[start of SUPPLIED DATA]

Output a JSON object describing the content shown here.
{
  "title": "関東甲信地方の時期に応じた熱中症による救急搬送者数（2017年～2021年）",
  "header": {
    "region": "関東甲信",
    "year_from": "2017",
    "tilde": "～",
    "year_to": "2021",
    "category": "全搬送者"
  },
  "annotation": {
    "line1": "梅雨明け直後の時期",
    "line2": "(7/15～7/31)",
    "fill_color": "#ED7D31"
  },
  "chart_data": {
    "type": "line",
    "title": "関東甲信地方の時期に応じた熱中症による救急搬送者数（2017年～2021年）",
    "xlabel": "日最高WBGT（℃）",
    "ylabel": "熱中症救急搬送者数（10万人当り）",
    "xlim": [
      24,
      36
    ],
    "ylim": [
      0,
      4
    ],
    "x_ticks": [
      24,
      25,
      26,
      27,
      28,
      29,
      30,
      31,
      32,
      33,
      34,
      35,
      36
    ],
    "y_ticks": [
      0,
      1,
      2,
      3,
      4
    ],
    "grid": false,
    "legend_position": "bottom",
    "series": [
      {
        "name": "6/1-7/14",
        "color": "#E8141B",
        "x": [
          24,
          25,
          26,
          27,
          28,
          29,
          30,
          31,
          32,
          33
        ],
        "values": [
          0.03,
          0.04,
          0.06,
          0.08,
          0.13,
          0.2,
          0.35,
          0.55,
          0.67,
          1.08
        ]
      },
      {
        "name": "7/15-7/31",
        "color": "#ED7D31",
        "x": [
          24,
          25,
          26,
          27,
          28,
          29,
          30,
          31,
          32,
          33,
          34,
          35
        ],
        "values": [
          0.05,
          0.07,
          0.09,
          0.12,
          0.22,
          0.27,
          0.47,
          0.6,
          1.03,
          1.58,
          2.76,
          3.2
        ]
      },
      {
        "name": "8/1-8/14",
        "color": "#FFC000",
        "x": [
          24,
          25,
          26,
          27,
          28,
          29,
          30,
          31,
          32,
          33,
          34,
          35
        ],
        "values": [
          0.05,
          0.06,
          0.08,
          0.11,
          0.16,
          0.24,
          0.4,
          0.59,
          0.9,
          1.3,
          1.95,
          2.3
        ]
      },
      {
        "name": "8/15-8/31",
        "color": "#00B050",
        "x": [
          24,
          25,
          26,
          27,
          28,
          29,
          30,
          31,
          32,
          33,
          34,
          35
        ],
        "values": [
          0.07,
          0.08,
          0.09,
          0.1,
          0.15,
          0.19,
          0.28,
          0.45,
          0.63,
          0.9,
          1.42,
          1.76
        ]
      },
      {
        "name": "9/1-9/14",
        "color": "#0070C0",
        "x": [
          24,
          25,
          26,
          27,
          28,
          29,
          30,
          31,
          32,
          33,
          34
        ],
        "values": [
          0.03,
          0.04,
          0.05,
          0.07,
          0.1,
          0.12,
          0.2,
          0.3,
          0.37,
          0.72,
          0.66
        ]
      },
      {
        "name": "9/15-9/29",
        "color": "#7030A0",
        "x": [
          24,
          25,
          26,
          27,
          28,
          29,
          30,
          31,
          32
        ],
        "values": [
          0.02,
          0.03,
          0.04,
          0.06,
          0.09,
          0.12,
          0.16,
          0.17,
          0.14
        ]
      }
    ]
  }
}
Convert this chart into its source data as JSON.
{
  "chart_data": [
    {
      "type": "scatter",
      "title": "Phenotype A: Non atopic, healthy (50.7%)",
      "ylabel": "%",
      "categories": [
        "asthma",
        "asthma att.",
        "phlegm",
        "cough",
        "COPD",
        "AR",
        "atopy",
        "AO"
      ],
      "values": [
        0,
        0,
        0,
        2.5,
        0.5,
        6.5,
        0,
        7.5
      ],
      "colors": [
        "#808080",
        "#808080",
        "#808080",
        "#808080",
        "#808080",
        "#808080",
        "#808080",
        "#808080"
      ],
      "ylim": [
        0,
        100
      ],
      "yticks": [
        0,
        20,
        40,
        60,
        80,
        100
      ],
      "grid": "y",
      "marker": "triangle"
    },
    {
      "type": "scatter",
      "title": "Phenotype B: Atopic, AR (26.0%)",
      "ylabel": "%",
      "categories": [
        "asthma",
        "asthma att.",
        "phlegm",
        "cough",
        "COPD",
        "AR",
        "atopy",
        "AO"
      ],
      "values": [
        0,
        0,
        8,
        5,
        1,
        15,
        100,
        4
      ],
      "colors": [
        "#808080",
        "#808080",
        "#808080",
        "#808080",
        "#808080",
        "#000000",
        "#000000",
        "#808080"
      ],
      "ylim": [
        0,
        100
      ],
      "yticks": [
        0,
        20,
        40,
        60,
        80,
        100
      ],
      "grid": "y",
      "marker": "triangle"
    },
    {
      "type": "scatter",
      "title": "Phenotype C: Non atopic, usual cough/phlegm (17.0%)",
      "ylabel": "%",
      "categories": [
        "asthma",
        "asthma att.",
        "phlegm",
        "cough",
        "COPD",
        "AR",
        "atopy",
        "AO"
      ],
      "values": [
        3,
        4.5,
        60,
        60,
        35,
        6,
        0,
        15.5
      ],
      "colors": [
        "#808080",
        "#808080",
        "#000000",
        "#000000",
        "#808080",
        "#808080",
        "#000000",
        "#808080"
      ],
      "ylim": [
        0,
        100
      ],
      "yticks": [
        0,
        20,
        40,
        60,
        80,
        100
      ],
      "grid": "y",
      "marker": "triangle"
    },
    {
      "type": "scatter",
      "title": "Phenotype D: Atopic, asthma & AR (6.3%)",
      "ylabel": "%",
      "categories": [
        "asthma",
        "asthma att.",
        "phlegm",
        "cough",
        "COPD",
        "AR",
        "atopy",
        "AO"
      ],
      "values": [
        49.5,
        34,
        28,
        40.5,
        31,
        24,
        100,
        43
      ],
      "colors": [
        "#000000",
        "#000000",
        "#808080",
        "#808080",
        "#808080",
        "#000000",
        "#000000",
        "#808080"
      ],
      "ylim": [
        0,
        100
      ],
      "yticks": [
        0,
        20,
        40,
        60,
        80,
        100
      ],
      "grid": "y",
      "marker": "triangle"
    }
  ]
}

[end of SUPPLIED DATA]

**PROBLEM DESCRIPTION:**
Pull out all lines of the data with the string "Phenotype".

**TASK RESPONSE:**
      "title": "Phenotype A: Non atopic, healthy (50.7%)",
      "title": "Phenotype B: Atopic, AR (26.0%)",
      "title": "Phenotype C: Non atopic, usual cough/phlegm (17.0%)",
      "title": "Phenotype D: Atopic, asthma & AR (6.3%)",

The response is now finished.